- [WORK REQUIRED]:
Show every line containing "wirken" by copying it.

- [PROVIDED INFORMATION]:
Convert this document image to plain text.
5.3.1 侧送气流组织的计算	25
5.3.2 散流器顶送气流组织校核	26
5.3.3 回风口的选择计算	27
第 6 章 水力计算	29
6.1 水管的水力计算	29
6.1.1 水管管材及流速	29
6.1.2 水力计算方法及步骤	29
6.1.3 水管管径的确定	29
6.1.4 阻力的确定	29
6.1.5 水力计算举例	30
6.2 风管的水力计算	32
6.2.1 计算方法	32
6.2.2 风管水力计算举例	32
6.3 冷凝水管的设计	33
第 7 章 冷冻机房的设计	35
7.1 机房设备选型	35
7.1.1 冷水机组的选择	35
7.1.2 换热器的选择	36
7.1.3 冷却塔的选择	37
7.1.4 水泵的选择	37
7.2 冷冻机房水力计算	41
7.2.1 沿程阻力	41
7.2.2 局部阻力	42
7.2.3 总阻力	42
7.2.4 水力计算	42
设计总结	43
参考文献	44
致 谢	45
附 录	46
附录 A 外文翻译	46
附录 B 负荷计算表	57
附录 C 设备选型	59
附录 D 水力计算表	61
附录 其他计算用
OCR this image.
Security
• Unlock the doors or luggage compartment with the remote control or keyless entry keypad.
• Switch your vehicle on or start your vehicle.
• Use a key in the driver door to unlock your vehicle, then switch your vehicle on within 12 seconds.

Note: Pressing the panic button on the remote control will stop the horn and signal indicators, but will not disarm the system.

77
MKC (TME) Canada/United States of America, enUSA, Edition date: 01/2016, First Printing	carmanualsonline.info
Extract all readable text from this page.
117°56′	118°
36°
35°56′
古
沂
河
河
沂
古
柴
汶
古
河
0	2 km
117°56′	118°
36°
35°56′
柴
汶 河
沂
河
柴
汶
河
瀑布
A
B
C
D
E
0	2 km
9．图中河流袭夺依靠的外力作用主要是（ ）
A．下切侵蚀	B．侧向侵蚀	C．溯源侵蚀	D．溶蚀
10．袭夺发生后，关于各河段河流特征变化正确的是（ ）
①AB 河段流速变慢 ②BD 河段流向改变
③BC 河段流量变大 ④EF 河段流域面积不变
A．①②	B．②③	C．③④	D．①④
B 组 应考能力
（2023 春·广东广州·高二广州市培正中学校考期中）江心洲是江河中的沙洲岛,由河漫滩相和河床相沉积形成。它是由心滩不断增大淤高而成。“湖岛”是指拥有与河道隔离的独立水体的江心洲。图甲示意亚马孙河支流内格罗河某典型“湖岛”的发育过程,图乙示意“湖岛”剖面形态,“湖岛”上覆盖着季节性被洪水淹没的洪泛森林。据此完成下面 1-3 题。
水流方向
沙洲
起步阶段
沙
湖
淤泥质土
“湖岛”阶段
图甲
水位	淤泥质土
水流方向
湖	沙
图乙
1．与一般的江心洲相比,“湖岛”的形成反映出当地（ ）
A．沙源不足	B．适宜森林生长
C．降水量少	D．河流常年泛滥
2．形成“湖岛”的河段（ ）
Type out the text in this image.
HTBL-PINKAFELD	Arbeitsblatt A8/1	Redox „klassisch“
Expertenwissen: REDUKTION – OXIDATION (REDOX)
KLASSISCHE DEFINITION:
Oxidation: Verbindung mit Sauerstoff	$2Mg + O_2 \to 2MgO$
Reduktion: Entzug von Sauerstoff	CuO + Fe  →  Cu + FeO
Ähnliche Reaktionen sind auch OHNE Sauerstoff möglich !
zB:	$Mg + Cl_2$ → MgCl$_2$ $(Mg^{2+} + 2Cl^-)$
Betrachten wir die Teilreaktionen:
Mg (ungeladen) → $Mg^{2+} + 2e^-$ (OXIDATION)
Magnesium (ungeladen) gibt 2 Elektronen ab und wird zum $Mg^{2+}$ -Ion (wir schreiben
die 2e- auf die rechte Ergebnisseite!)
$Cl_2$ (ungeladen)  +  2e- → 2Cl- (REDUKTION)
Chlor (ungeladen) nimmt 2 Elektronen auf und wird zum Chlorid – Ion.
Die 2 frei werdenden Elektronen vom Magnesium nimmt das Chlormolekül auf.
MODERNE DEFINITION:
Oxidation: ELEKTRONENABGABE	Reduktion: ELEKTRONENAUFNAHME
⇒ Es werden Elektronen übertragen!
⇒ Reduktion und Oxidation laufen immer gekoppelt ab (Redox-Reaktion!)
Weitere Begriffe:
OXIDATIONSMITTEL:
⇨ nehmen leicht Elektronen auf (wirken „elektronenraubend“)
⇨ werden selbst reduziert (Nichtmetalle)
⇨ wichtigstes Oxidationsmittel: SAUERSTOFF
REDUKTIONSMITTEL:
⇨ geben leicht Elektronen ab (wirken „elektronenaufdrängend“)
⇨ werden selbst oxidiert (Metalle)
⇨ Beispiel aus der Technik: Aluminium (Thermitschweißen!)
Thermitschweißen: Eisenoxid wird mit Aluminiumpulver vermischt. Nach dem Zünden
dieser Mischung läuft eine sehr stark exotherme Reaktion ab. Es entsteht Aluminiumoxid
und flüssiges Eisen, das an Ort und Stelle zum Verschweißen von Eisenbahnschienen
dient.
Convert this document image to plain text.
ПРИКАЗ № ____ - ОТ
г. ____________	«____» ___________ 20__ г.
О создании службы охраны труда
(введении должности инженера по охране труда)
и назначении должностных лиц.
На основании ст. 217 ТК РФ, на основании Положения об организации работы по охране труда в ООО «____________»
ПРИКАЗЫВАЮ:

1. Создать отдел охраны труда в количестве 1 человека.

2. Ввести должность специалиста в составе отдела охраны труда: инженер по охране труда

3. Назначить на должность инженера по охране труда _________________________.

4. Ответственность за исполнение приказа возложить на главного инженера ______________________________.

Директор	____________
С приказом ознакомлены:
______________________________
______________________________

- [ANSWER TO THE PROBLEM]:
⇨ nehmen leicht Elektronen auf (wirken „elektronenraubend“)
⇨ geben leicht Elektronen ab (wirken „elektronenaufdrängend“)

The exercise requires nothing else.